● Stored records:

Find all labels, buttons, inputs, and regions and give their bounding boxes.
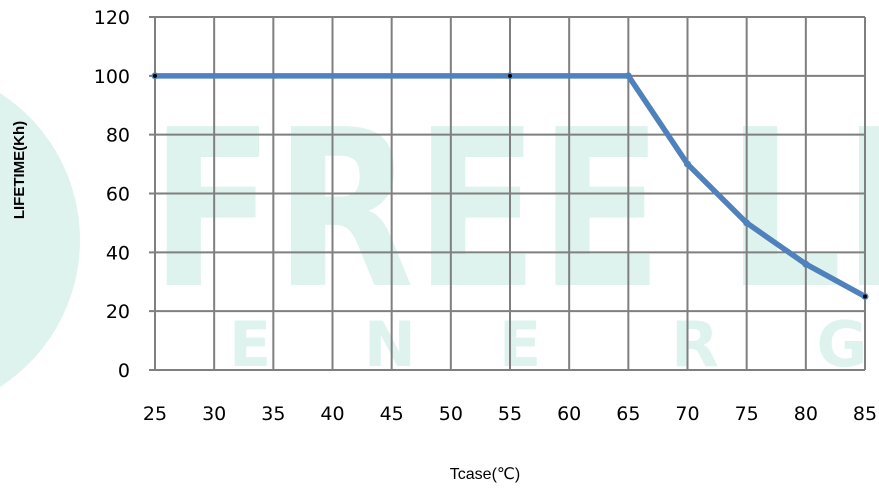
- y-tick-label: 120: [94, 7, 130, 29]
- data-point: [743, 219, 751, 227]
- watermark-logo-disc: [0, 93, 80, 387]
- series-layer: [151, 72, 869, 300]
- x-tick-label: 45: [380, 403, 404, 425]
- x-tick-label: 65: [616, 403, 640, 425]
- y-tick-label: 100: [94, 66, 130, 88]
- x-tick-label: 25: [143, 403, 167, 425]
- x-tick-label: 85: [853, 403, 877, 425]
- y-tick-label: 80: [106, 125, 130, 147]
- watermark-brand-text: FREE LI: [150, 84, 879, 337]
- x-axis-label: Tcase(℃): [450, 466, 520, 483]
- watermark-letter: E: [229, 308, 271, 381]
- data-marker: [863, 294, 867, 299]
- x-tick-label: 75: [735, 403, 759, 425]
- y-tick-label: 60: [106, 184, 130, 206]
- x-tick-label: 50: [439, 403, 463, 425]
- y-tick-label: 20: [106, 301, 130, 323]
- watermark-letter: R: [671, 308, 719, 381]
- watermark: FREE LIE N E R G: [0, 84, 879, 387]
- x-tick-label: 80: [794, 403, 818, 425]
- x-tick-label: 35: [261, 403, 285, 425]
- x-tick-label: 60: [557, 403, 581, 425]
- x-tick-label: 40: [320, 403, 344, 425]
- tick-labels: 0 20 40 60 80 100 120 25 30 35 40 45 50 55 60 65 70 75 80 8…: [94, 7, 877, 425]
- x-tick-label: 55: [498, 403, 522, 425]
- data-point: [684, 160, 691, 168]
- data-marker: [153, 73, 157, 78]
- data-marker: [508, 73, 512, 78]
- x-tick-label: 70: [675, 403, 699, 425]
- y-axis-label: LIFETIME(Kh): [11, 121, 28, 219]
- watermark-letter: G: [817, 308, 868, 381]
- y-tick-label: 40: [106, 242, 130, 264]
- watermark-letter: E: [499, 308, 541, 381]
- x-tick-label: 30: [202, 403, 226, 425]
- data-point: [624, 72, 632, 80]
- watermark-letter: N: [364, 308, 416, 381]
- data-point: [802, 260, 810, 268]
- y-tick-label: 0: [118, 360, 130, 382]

* * *

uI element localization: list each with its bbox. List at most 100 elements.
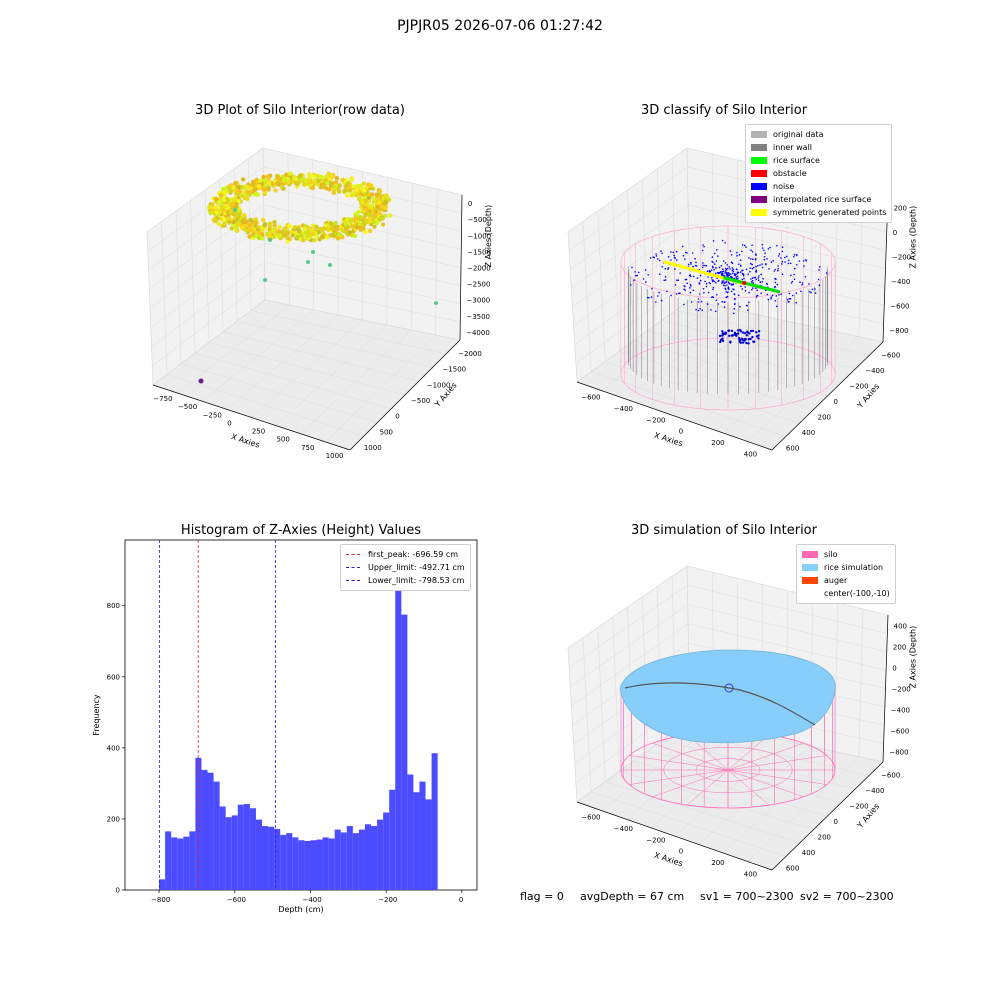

● Goal of the exercise:
Convert the stretch of the listing from the line containing "Find all labels, buttons, inputs, and" through the line containing "- x-tick-label: 70: [675, 403, 699, 425]" into a JSON array of strings, one string per line, with blank lines omitted. Leave the pictures out.

● Final answer:
[
  "Find all labels, buttons, inputs, and regions and give their bounding boxes.",
  "- y-tick-label: 120: [94, 7, 130, 29]",
  "- data-point: [743, 219, 751, 227]",
  "- watermark-logo-disc: [0, 93, 80, 387]",
  "- series-layer: [151, 72, 869, 300]",
  "- x-tick-label: 45: [380, 403, 404, 425]",
  "- x-tick-label: 65: [616, 403, 640, 425]",
  "- y-tick-label: 100: [94, 66, 130, 88]",
  "- x-tick-label: 25: [143, 403, 167, 425]",
  "- x-tick-label: 85: [853, 403, 877, 425]",
  "- y-tick-label: 80: [106, 125, 130, 147]",
  "- watermark-brand-text: FREE LI: [150, 84, 879, 337]",
  "- x-axis-label: Tcase(℃): [450, 466, 520, 483]",
  "- watermark-letter: E: [229, 308, 271, 381]",
  "- data-marker: [863, 294, 867, 299]",
  "- x-tick-label: 75: [735, 403, 759, 425]",
  "- y-tick-label: 60: [106, 184, 130, 206]",
  "- x-tick-label: 50: [439, 403, 463, 425]",
  "- y-tick-label: 20: [106, 301, 130, 323]",
  "- watermark-letter: R: [671, 308, 719, 381]",
  "- watermark: FREE LIE N E R G: [0, 84, 879, 387]",
  "- x-tick-label: 80: [794, 403, 818, 425]",
  "- x-tick-label: 35: [261, 403, 285, 425]",
  "- x-tick-label: 60: [557, 403, 581, 425]",
  "- x-tick-label: 40: [320, 403, 344, 425]",
  "- tick-labels: 0 20 40 60 80 100 120 25 30 35 40 45 50 55 60 65 70 75 80 8…: [94, 7, 877, 425]",
  "- x-tick-label: 55: [498, 403, 522, 425]",
  "- data-point: [684, 160, 691, 168]",
  "- data-marker: [153, 73, 157, 78]",
  "- data-marker: [508, 73, 512, 78]",
  "- x-tick-label: 70: [675, 403, 699, 425]"
]